--- Start ---

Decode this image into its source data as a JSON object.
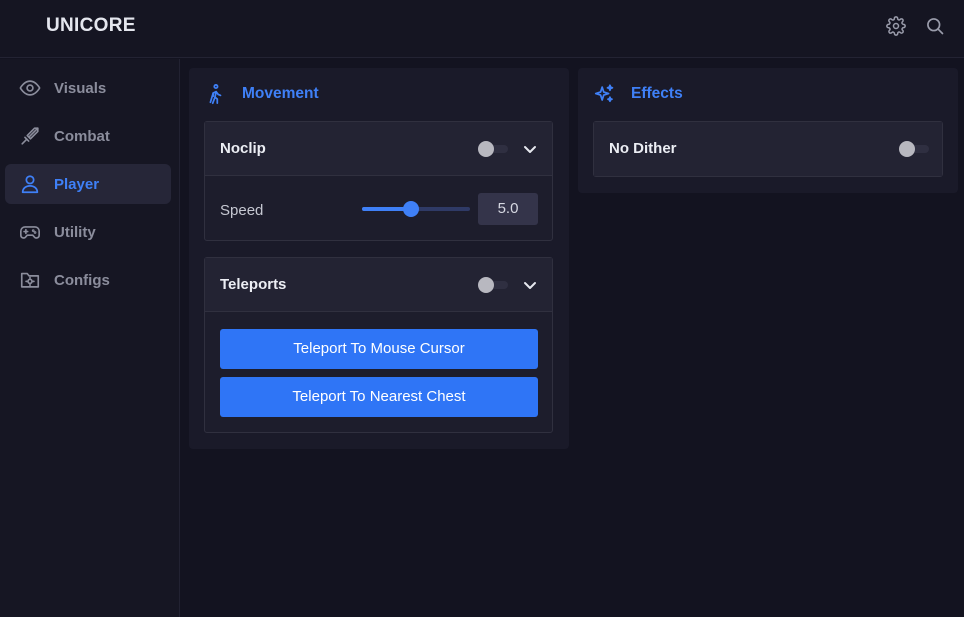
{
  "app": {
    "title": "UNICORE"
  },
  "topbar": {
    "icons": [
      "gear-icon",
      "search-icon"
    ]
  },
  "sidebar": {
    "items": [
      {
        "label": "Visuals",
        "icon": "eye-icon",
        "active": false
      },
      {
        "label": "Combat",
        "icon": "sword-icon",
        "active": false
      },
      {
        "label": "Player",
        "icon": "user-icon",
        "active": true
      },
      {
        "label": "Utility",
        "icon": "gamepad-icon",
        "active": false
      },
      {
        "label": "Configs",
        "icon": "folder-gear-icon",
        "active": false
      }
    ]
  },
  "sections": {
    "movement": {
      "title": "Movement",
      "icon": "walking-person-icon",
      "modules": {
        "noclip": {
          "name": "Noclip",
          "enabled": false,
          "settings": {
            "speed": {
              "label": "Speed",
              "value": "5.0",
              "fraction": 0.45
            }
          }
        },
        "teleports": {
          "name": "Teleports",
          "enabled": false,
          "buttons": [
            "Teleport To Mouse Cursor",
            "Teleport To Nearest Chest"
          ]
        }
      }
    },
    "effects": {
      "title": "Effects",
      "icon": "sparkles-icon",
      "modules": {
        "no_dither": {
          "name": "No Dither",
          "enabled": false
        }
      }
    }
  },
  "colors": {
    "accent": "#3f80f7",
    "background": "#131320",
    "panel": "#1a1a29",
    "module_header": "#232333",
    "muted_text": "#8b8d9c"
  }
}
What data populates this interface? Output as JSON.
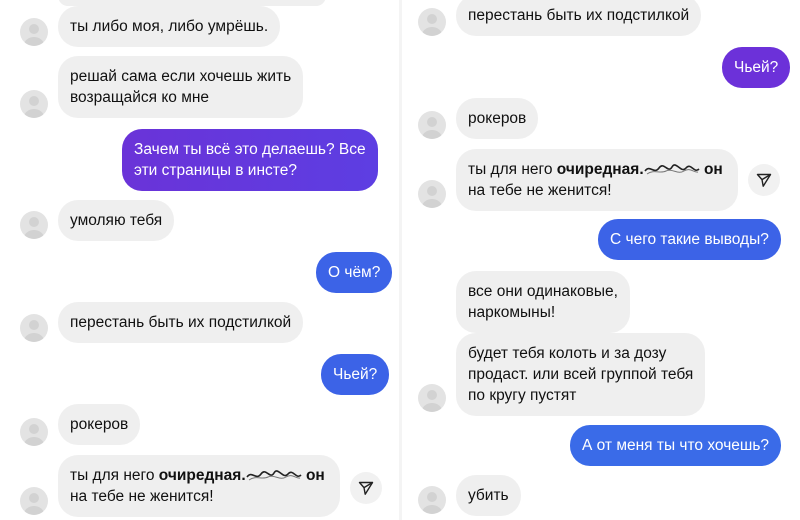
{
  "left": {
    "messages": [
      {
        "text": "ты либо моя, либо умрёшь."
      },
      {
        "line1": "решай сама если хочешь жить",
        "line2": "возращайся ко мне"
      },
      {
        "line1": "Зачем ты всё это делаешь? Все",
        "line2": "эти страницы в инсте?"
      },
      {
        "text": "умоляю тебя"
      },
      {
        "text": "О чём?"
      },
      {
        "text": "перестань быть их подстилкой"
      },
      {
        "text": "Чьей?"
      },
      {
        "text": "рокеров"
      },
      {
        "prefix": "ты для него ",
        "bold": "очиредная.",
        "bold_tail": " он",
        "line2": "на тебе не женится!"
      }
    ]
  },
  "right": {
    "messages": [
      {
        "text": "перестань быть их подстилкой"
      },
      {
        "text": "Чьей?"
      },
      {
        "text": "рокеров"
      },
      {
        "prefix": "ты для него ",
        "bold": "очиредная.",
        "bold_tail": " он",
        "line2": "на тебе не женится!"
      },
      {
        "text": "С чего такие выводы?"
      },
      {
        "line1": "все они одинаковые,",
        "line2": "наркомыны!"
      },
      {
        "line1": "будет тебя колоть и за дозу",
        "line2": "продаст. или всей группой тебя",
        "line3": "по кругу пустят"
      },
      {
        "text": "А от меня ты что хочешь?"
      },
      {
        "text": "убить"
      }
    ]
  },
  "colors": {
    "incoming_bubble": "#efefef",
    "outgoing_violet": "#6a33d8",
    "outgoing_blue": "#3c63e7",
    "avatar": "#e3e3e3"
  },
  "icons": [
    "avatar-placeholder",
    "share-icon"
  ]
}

--- End ---
--- Start ---

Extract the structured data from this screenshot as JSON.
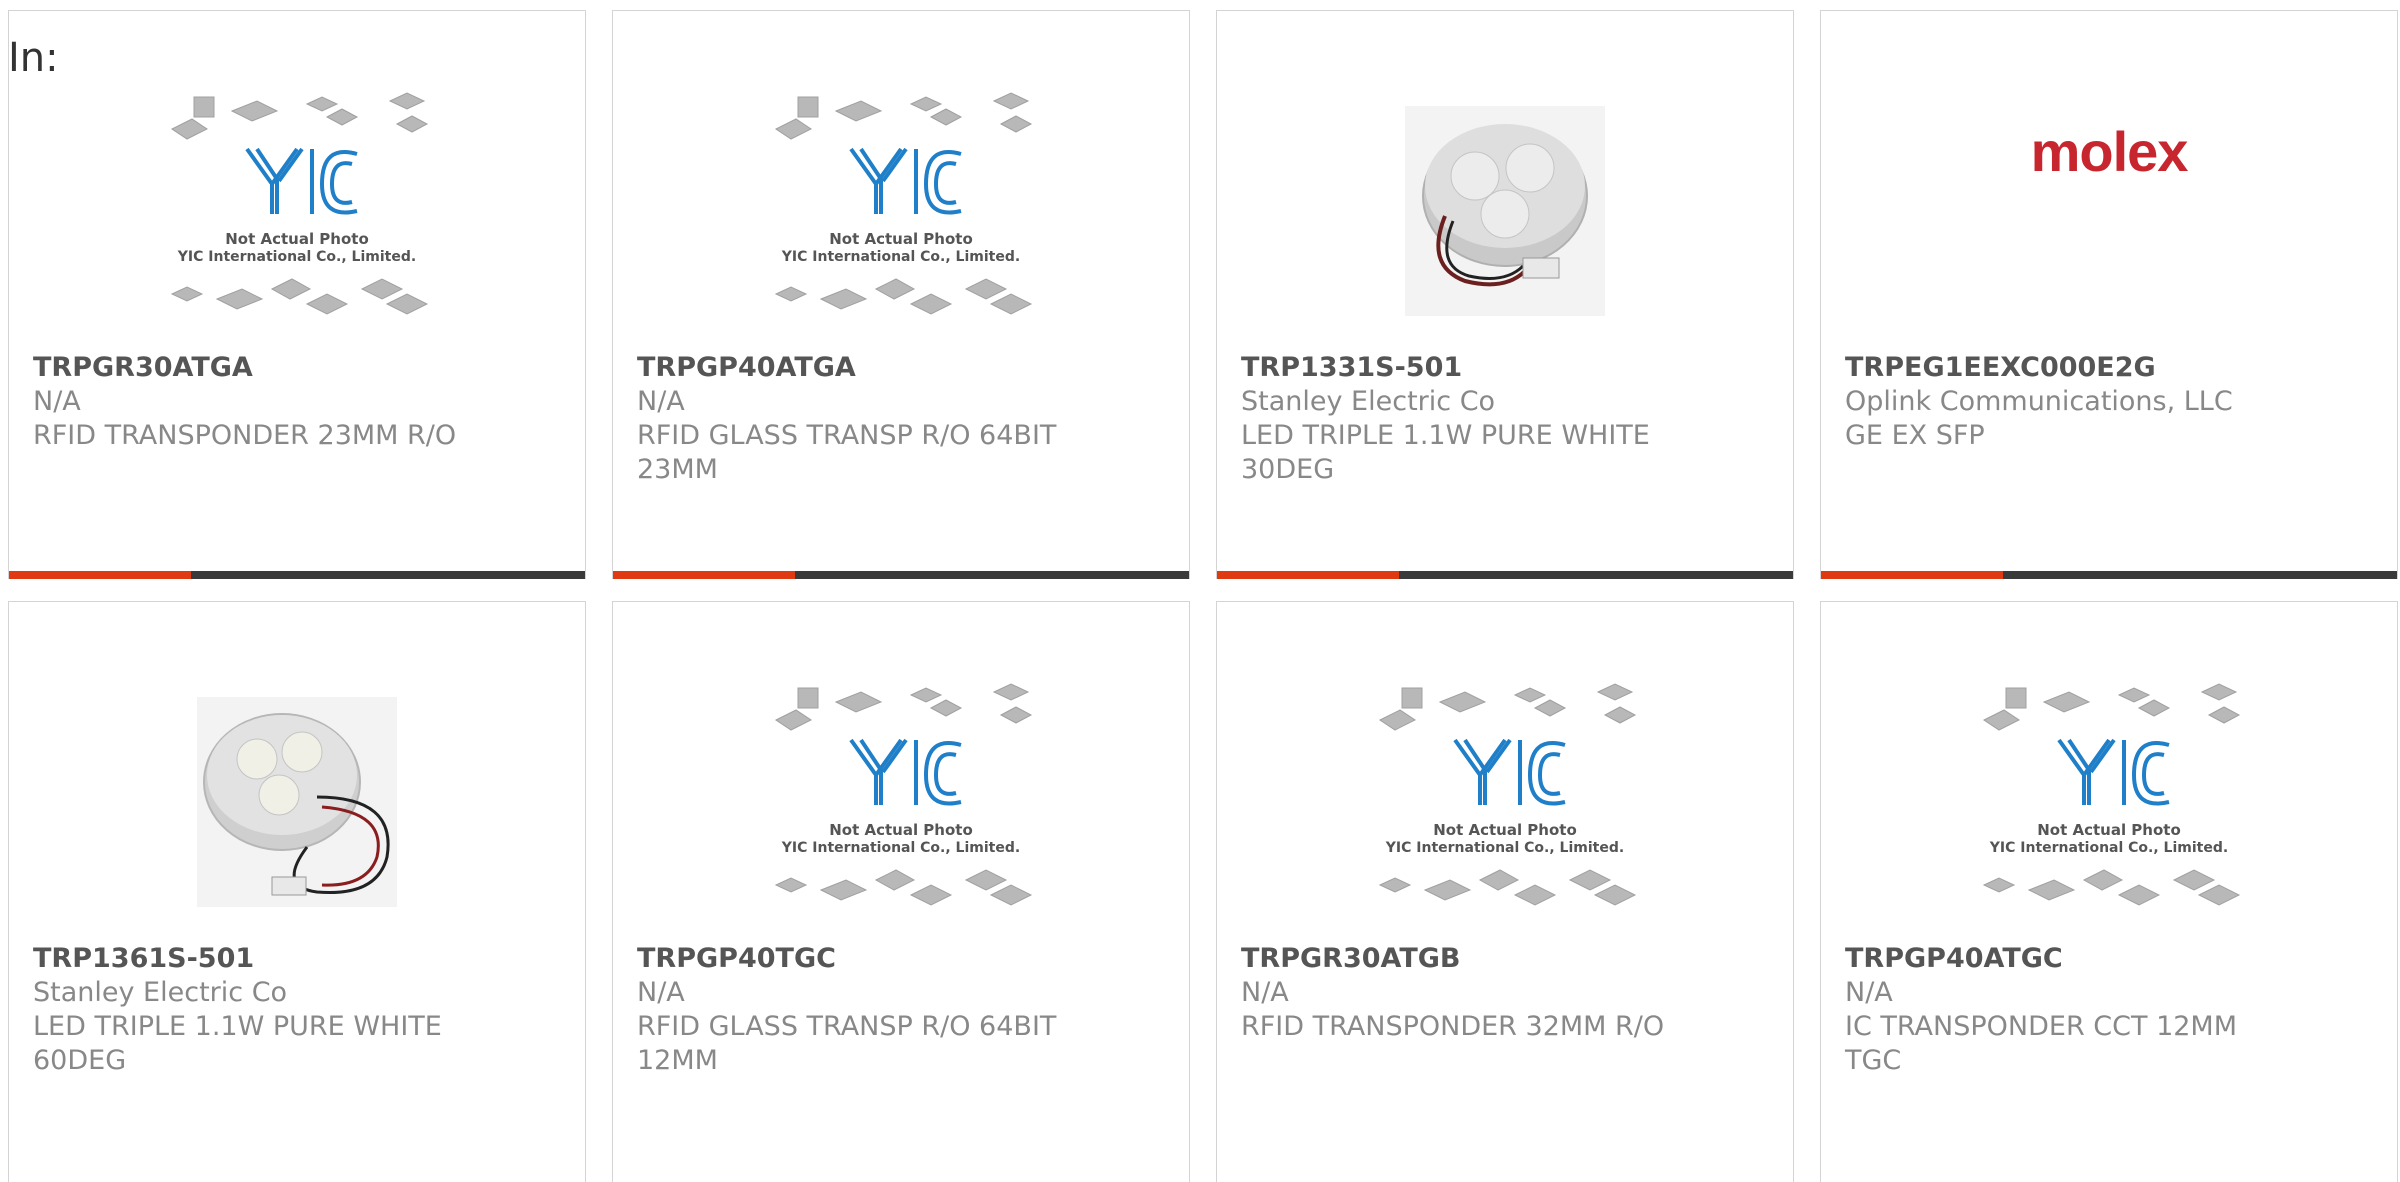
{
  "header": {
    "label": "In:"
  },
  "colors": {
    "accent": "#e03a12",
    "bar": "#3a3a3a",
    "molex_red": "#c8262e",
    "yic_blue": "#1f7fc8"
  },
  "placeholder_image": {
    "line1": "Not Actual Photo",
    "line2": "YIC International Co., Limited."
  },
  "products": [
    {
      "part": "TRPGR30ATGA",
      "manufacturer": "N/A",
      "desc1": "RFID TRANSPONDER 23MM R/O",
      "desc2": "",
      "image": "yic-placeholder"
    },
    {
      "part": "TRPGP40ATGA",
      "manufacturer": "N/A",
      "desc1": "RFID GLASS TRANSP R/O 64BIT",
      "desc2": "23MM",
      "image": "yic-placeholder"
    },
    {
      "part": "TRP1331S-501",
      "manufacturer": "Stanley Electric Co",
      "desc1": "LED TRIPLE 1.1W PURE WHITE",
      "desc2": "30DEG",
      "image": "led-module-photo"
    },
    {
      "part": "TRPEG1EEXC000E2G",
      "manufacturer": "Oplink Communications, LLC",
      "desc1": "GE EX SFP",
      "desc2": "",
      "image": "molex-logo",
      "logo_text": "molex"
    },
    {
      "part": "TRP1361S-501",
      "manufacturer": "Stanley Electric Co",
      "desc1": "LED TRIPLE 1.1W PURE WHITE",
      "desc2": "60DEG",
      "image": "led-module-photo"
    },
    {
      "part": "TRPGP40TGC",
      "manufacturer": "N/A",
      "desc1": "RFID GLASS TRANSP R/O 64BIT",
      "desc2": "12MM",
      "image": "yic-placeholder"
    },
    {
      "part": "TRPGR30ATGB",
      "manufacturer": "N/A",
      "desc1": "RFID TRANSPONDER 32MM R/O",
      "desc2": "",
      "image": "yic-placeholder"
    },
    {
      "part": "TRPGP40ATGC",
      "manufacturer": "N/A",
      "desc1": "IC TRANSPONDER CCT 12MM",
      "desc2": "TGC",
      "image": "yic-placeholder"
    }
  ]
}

--- End ---

● **PROBLEM TO WORK ON**: Calculate how many lines of the material include the string "name", and state that number by itself.

● **EXERCISE SOLUTION**: 3